# [Work instructions]
Omit all pictures. Copy the rest of the material exactly.

--- Begin Material ---

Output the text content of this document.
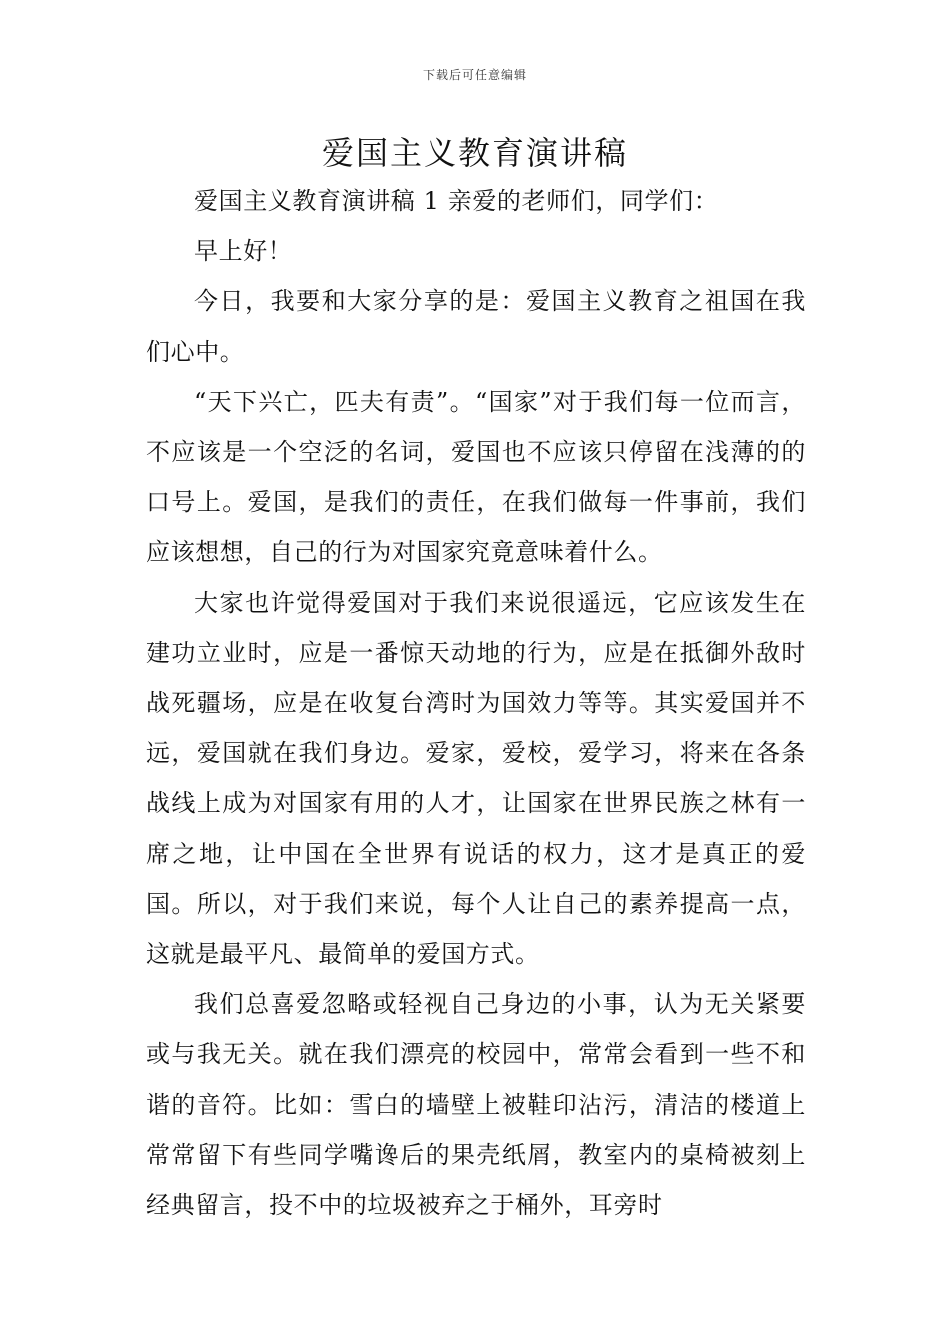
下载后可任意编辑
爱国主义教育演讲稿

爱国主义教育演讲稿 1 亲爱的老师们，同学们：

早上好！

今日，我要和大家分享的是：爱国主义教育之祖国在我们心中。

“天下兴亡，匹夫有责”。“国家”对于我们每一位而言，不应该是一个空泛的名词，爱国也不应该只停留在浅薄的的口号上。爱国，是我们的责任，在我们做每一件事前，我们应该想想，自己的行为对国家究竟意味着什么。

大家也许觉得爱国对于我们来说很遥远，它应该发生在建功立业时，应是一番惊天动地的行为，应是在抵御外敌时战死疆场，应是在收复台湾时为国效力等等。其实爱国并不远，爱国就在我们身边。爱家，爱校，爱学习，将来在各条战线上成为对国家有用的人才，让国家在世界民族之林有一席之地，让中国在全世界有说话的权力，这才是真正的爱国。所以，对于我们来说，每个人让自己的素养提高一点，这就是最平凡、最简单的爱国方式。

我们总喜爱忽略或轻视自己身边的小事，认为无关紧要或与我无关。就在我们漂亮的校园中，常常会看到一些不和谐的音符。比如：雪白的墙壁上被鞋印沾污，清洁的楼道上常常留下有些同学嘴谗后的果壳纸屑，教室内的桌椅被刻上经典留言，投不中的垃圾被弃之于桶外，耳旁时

--- End Material ---

# [Response to this task]
Output the text content of this document.
下载后可任意编辑
爱国主义教育演讲稿

爱国主义教育演讲稿 1 亲爱的老师们，同学们：

早上好！

今日，我要和大家分享的是：爱国主义教育之祖国在我们心中。

“天下兴亡，匹夫有责”。“国家”对于我们每一位而言，不应该是一个空泛的名词，爱国也不应该只停留在浅薄的的口号上。爱国，是我们的责任，在我们做每一件事前，我们应该想想，自己的行为对国家究竟意味着什么。

大家也许觉得爱国对于我们来说很遥远，它应该发生在建功立业时，应是一番惊天动地的行为，应是在抵御外敌时战死疆场，应是在收复台湾时为国效力等等。其实爱国并不远，爱国就在我们身边。爱家，爱校，爱学习，将来在各条战线上成为对国家有用的人才，让国家在世界民族之林有一席之地，让中国在全世界有说话的权力，这才是真正的爱国。所以，对于我们来说，每个人让自己的素养提高一点，这就是最平凡、最简单的爱国方式。

我们总喜爱忽略或轻视自己身边的小事，认为无关紧要或与我无关。就在我们漂亮的校园中，常常会看到一些不和谐的音符。比如：雪白的墙壁上被鞋印沾污，清洁的楼道上常常留下有些同学嘴谗后的果壳纸屑，教室内的桌椅被刻上经典留言，投不中的垃圾被弃之于桶外，耳旁时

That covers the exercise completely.